[NOTE: This is about some changes to the sound of the current first 3 videos from “20-20: A Choral Suite,” posted on Jan. 10, 2020. Here are links to the pages which deliver them: “1: Alone,” “2: Shopping,” “3: Social.”]
If you’ve read my “Production Technicals” (under “About“), you know that I write using the score software Avid Sibelius. Avid Sibelius is a “word processor” for music — it allows a lowly composer like me to write and self-publish notes assembled as pieces using an ordinary home computer. But just as language started as an oral tradition, my goal here is to take those published notes back to sounds and music for you to hear. Although computerized “text to speech” has gotten pretty good, “notes to music” is a sight harder. Some instruments (an oboe or a church organ are good examples) are reasonably easy for a computer to “play back” as realistic-sounding music. Some are much harder — my string quartet was written for solo stringed instruments, the playing of which require a LOT of variation and nuance, much too complex for a home computer to render to sound realistically. Singing voices are probably the worst, since they combine the demands of reproducing realistic vocal sounds with the added need for sung words (lyrics). The technology is getting closer — here’s an example of such a tool, EastWest Hollywood Backup Singers. (It even shows the words inside the software as they’re rendered by the computer!) But providing a full choir or individual soloists singing traditional compositions with lyrics, with the emotional nuanced expression you’d expect from a human, is beyond the capabilities of the tools I use.

INSTRUCTIONS ▸
**A.** Answer these questions about the composer's note:
(i) What score software does the writer use?
(ii) Which two instruments are named as reasonably easy for a computer to play back realistically?
(iii) What tool is given as an example of technology for rendering singing voices?
**B.** Resume the composer's note where it stops, writing a few more sentences in the same voice.

SUPPLIED DATA ▸
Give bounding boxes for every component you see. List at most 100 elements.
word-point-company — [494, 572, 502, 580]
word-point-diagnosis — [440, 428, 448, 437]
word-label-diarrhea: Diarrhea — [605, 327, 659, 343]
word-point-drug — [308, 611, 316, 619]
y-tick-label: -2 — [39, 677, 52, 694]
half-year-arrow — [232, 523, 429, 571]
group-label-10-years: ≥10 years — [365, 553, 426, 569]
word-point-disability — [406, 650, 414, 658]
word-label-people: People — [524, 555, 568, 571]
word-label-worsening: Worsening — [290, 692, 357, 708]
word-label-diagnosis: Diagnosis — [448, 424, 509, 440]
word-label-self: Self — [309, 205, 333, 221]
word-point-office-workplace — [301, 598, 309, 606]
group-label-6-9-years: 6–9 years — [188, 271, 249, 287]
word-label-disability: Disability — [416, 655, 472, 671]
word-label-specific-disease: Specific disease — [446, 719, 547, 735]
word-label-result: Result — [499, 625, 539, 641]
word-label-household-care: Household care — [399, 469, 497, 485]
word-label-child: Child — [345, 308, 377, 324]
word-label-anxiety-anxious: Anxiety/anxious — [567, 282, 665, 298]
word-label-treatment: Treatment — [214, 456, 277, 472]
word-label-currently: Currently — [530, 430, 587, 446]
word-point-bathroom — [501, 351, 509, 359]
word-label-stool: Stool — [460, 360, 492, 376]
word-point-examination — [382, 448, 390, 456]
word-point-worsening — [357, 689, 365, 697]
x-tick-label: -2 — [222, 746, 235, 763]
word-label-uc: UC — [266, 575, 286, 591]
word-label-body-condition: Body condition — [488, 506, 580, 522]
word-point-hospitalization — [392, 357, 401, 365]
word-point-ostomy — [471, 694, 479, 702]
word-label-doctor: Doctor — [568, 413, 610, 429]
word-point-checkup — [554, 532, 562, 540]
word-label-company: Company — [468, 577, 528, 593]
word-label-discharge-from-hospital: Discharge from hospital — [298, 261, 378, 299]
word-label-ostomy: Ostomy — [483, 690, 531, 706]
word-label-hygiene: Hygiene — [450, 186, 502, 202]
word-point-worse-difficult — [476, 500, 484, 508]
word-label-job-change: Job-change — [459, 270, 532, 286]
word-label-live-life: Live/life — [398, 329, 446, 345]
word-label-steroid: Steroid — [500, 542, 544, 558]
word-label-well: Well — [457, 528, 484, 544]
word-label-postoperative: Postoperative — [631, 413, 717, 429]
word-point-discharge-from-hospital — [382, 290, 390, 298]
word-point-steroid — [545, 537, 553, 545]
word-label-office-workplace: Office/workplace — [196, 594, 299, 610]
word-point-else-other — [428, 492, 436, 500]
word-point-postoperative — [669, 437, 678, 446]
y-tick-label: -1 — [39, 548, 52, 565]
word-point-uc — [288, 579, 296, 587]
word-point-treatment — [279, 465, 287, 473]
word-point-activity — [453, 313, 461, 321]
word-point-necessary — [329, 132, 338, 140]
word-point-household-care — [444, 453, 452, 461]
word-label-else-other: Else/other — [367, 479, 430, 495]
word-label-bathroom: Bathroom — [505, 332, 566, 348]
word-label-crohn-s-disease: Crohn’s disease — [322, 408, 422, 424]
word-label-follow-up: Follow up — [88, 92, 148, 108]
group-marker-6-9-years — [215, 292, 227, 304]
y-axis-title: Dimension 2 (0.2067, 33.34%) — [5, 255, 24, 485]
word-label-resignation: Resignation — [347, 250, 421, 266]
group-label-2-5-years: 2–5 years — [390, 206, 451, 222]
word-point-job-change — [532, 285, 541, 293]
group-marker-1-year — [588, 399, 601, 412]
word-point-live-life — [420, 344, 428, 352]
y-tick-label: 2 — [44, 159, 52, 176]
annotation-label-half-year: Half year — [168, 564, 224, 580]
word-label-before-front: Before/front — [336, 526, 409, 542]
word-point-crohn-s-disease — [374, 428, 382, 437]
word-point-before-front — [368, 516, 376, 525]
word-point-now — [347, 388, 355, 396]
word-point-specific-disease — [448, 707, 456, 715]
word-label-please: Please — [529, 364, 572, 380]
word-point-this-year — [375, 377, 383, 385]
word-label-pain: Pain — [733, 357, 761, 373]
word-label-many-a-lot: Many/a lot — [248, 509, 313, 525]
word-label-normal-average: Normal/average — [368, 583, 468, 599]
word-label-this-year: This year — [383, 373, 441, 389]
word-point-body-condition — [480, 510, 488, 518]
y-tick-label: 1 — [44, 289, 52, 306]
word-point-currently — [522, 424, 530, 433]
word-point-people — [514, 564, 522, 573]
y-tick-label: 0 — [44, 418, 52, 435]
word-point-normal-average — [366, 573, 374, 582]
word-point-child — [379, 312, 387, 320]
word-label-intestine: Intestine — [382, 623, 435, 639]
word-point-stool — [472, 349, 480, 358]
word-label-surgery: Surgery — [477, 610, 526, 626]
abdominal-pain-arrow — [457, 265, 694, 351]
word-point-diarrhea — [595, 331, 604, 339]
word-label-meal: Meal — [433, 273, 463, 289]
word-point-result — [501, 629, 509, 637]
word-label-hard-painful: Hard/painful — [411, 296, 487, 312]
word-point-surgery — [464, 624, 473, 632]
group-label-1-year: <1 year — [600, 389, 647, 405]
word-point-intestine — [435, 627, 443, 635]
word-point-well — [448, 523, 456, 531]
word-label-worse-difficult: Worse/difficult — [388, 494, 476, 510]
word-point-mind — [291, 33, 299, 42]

ANSWERS IN ORDER ▸
**A.**
(i) Avid Sibelius
(ii) An oboe and a church organ
(iii) EastWest Hollywood Backup Singers

**B.**
When I began my “20-20: A Chorale Suite,” I used a free plugin for my “word processor” — NotePerformer — which did the “notes to music” conversion. Last week I finally purchased and leveraged a true sample-based system of sounds to do that job, once again from Vienna Symphonic Library (VSL). A sample system uses actual recordings — VSL assembles a choir in a performance venue, and records their singing of a variety of pitches, volume levels, and a few “word” — “Ooo’s” and “Aaah’s” mostly. When Sibelius plays back my score, the use of VSL samples sounds much more like a choir, but the words are still, unfortunately, mostly missing.
I have re-“recorded” the first three movements of the chorale suite using the new VSL sample library. They are linked from the same pages that delivered them before (start from the “20-20: A Choral Suite” home page), but I’m hoping you’ll find these versions a bit easier to listen to than the earlier, cruder ones.
As I’ve mentioned, I will be recruiting a real choir to record the entire suite when it’s complete.